**Consigne 1**: Énumérez toutes les régions dont les paysans se révoltent en mai 1358 d'après l'extrait.

I - LE ROYAUME DE FRANCE

7 . LA GUERRE DE CENT ANS (1339 à 1453)

7 .2 . Un pays sans couronne: Etienne Marcel et la « Grande Jacquerie »

La rançon fixée pour le roi Jean le Bon, prisonnier à Londres après la défaite de Poitiers en 1356, est impossible à réunir et aggrave la ponction fiscale. Ruiné, le pays sombre dans le chaos, tandis que la Grande Peste de 1348 décime le continent. Les états généraux menés par Étienne Marcel, prévôt des marchands de Paris, et Robert Le Coq prennent le pouvoir dans la capitale et tentent d’installer Charles le Mauvais, roi de Navarre, à la tête d’une monarchie contrôlée. Entretenant sciemment l’agitation sociale à son profit, Étienne Marcel fait égorger deux maréchaux devant le dauphin et force l’entrée de bourgeois dans le conseil royal.
Les désastres militaires de Crécy et de Poitiers ont totalement déconsidéré la noblesse, désormais incapable d’assurer la défense du pays. Les communautés villageoises ont reçu le droit de s’armer pour assurer leur autodéfense, en particulier contre les bandes de routiers, des soldats désœuvrés pendant les trêves qui ravagent et rançonnent le pays. En mai 1358, les paysans d’Île-de-France, de Picardie, de Champagne, d’Artois et de Normandie, accablés par la misère, se révoltent et, saisis d’une folie meurtrière, pillent et incendient les châteaux, violant et tuant les habitants. Contrairement à ce qu’on a longtemps affirmé, la misère n’est cependant pas la cause principale de cette révolte appelée « Grande Jacquerie » (menée par Guillaume Carle dit Jacques Bonhomme, le sobriquet désignant des paysans) : les insurgés sont pour la plupart issus de la paysannerie moyenne ou aisée, et ils sont même rejoints par des nobles. Comme certains bourgeois, la partie la plus riche du monde rural est soucieuse de préserver ses coutumes et ses privilèges face à une pression fiscale et administrative croissante de la part des villes ou du roi. Les bandes, très hétérogènes, sont commandées par d’anciens soldats ; plus que de tuer des seigneurs, leur but est de faire confirmer leurs droits ancestraux. La répression, féroce, est à la hauteur de la peur suscitée. Craignant pour ses terres normandes, Charles le Mauvais fait écraser la révolte des « chiens enragés » (Jean Froissart) par ses mercenaires anglais à Clermont-sur-Oise le 10 juin 1358, après une insurrection de seulement quinze jours, mais dont la brutalité (« les Effrois »), exagérée ou non, marquera les esprits et fera l’objet d’interprétations les plus contrastées.

**Extraits des entrées**:
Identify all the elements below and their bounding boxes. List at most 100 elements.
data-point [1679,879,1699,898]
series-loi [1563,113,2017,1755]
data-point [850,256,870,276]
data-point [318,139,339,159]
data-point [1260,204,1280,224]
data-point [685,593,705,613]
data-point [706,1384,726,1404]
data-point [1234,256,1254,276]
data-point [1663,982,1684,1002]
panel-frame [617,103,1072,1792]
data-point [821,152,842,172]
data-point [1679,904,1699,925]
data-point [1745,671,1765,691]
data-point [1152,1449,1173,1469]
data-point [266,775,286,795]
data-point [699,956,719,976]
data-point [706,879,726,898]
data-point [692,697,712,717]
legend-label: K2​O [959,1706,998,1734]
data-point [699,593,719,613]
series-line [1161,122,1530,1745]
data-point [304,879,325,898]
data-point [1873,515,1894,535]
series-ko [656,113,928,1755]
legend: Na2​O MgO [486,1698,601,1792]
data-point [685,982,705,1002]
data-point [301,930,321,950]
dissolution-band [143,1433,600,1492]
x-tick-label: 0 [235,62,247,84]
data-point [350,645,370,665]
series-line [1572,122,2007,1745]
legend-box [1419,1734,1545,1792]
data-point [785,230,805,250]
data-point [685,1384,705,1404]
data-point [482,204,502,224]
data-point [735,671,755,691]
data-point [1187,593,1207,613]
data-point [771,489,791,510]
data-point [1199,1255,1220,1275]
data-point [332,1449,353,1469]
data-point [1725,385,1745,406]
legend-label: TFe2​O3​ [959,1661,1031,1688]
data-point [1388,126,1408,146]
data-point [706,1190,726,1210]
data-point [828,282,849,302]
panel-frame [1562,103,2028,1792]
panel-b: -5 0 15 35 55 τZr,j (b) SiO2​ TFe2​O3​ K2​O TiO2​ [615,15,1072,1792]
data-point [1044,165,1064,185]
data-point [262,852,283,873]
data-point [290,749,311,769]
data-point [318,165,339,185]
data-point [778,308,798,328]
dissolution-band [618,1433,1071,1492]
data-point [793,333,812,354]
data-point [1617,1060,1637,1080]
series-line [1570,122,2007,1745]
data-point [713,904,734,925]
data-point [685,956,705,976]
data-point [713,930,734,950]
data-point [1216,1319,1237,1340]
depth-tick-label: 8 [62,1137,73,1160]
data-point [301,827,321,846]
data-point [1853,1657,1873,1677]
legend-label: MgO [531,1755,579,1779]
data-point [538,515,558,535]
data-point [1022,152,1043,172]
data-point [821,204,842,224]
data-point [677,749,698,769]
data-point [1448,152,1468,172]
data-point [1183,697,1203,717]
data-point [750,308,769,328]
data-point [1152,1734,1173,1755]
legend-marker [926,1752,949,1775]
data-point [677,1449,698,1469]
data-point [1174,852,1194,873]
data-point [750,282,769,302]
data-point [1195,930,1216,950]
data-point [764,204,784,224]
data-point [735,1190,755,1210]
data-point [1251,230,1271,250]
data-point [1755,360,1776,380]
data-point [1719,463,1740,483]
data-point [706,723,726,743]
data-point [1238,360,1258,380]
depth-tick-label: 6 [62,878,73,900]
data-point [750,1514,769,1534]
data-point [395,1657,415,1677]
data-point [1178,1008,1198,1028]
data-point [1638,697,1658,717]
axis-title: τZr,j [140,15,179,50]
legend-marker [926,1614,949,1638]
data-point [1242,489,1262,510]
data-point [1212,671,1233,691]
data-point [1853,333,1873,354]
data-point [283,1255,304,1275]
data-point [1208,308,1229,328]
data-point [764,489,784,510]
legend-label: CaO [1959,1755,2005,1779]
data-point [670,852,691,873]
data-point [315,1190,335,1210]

**Consigne 2**: Modifiez les lignes des entrées en remplaçant « panel-frame » par « panel-box », sans rien changer d'autre. Commencez à la première ligne des entrées et arrêtez-vous après celle qui contient « data-point [290,749,311,769] ».

**Résultat complet 1**:
Île-de-France
Picardie
Champagne
Artois
Normandie

**Résultat complet 2**:
Identify all the elements below and their bounding boxes. List at most 100 elements.
data-point [1679,879,1699,898]
series-loi [1563,113,2017,1755]
data-point [850,256,870,276]
data-point [318,139,339,159]
data-point [1260,204,1280,224]
data-point [685,593,705,613]
data-point [706,1384,726,1404]
data-point [1234,256,1254,276]
data-point [1663,982,1684,1002]
panel-box [617,103,1072,1792]
data-point [821,152,842,172]
data-point [1679,904,1699,925]
data-point [1745,671,1765,691]
data-point [1152,1449,1173,1469]
data-point [266,775,286,795]
data-point [699,956,719,976]
data-point [706,879,726,898]
data-point [692,697,712,717]
legend-label: K2​O [959,1706,998,1734]
data-point [699,593,719,613]
series-line [1161,122,1530,1745]
data-point [304,879,325,898]
data-point [1873,515,1894,535]
series-ko [656,113,928,1755]
legend: Na2​O MgO [486,1698,601,1792]
data-point [685,982,705,1002]
data-point [301,930,321,950]
dissolution-band [143,1433,600,1492]
x-tick-label: 0 [235,62,247,84]
data-point [350,645,370,665]
series-line [1572,122,2007,1745]
legend-box [1419,1734,1545,1792]
data-point [785,230,805,250]
data-point [685,1384,705,1404]
data-point [482,204,502,224]
data-point [735,671,755,691]
data-point [1187,593,1207,613]
data-point [771,489,791,510]
data-point [1199,1255,1220,1275]
data-point [332,1449,353,1469]
data-point [1725,385,1745,406]
legend-label: TFe2​O3​ [959,1661,1031,1688]
data-point [1388,126,1408,146]
data-point [706,1190,726,1210]
data-point [828,282,849,302]
panel-box [1562,103,2028,1792]
panel-b: -5 0 15 35 55 τZr,j (b) SiO2​ TFe2​O3​ K2​O TiO2​ [615,15,1072,1792]
data-point [1044,165,1064,185]
data-point [262,852,283,873]
data-point [290,749,311,769]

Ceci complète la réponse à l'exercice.